INSTRUCTIONS FOR THE TASK: Copy every line of the entries that includes the word "this".

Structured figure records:
=======
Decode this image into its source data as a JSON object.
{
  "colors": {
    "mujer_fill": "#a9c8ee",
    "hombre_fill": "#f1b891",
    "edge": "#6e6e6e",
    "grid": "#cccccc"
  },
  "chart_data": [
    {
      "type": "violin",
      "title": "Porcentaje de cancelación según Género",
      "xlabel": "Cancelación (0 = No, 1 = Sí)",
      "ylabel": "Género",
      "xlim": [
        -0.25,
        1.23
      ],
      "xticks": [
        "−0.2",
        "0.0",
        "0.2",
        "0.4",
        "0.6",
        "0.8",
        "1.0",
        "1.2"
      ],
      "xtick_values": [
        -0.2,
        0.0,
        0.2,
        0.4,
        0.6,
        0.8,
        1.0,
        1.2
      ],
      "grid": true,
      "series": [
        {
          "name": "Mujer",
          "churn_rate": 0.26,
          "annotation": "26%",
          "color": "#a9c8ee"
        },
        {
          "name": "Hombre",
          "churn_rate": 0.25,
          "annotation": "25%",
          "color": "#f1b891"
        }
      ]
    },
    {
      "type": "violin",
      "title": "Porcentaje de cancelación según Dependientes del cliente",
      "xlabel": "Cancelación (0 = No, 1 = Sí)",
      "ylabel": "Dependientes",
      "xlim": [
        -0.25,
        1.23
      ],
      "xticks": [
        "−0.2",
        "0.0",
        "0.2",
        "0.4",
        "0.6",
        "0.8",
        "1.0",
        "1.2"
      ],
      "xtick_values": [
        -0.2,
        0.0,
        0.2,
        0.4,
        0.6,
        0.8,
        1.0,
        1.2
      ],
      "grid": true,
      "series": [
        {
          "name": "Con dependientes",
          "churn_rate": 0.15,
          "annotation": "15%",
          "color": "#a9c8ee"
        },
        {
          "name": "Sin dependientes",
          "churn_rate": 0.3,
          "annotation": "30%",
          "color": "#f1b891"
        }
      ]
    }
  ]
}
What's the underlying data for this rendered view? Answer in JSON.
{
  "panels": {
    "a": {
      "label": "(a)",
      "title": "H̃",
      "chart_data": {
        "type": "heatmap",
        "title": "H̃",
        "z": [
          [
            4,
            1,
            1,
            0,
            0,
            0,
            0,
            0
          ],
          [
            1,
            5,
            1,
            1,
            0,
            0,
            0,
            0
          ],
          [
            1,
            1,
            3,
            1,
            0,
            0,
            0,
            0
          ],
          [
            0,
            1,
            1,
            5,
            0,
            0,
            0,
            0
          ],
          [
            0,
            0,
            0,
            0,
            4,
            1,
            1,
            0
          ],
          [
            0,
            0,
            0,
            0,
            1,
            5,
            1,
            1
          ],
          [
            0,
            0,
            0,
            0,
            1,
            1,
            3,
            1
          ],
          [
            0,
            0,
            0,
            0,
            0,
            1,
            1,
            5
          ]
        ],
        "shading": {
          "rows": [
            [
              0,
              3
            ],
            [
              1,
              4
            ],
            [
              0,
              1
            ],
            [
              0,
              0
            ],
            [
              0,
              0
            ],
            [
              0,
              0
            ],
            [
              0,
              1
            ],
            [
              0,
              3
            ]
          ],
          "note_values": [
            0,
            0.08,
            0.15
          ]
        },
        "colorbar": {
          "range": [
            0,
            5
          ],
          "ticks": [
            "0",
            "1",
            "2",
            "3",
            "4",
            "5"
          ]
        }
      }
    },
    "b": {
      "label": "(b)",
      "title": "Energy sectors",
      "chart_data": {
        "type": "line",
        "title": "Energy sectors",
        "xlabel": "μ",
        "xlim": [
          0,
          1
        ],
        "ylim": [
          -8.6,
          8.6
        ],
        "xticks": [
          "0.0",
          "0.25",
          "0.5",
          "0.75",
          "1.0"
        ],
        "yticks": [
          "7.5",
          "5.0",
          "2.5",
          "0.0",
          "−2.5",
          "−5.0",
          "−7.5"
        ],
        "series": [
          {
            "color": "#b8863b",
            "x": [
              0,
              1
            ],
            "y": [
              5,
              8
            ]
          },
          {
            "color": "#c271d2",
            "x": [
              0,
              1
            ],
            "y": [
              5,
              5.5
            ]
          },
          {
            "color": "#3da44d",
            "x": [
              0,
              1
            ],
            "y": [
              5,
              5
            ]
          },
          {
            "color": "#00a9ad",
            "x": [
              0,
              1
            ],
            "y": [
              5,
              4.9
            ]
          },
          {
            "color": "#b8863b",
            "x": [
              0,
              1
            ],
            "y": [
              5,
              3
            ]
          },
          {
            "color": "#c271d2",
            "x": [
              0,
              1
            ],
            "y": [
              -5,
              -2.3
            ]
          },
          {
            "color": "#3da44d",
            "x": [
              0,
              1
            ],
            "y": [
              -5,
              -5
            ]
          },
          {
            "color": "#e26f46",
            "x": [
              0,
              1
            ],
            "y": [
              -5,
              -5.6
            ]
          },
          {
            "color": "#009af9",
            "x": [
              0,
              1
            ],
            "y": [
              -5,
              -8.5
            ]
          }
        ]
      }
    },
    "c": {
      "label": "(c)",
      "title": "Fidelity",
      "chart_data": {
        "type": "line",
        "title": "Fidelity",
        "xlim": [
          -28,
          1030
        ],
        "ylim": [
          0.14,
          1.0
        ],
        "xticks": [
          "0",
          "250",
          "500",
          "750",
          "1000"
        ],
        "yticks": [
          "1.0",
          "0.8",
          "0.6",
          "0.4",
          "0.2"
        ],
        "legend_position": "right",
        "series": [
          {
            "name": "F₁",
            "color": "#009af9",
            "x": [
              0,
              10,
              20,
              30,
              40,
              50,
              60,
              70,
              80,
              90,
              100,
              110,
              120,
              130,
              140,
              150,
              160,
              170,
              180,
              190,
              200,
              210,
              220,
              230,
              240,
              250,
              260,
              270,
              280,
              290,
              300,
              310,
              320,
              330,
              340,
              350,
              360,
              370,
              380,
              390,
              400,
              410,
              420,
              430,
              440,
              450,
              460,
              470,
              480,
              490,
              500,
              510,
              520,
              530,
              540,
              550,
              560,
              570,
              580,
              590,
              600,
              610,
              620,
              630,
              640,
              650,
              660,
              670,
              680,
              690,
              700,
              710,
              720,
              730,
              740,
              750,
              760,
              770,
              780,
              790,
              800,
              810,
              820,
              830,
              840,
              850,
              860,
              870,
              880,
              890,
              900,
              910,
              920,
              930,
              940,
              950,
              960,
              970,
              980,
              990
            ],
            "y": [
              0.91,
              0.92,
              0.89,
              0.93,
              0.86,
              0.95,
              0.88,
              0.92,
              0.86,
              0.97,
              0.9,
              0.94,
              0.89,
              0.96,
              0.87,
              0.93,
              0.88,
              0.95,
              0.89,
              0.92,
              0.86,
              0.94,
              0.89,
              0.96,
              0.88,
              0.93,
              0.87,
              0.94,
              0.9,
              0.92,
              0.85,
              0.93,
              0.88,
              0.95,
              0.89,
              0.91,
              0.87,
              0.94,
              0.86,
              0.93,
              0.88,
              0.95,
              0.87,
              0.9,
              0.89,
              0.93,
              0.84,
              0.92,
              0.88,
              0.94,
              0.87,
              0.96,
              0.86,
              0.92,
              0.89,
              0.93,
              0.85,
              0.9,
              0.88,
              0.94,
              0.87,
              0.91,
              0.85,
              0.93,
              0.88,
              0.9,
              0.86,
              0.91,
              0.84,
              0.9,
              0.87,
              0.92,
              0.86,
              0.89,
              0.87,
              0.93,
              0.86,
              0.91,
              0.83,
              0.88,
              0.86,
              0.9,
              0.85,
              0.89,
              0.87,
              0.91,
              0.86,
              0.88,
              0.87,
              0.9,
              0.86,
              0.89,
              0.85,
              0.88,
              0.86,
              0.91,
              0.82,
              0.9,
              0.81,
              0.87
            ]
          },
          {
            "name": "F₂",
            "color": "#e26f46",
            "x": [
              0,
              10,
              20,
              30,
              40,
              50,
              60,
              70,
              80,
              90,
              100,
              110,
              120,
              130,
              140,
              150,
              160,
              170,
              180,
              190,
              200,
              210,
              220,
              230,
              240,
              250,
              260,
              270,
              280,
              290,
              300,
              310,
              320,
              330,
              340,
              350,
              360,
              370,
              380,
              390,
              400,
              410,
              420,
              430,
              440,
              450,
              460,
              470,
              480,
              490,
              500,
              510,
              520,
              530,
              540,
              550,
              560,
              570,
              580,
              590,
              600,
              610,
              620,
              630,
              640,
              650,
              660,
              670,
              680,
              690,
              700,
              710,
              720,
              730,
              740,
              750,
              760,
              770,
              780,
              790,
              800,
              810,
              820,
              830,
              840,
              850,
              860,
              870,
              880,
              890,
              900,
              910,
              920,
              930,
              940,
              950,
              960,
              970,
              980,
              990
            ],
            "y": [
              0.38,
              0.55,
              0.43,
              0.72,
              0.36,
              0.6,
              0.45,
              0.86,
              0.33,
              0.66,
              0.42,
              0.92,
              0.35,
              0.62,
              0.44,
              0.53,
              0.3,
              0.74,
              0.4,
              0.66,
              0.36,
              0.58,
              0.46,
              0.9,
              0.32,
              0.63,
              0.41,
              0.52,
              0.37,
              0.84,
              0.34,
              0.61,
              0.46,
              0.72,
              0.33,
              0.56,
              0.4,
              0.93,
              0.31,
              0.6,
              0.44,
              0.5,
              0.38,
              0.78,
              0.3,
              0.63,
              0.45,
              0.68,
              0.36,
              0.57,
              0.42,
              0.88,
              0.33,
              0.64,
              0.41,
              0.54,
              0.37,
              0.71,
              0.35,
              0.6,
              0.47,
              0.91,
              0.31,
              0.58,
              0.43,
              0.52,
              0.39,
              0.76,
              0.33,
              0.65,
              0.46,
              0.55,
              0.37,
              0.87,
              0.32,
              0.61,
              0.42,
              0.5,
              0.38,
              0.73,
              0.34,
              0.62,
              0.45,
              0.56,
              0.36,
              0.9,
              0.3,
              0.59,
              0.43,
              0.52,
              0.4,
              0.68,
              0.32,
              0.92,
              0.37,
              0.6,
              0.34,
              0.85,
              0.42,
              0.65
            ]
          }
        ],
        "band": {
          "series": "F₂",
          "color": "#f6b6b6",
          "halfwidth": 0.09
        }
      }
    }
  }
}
=======
FULL SOLUTION:
Decode this image into its source data as a JSON object.
What's the underlying data for this rendered view? Answer in JSON.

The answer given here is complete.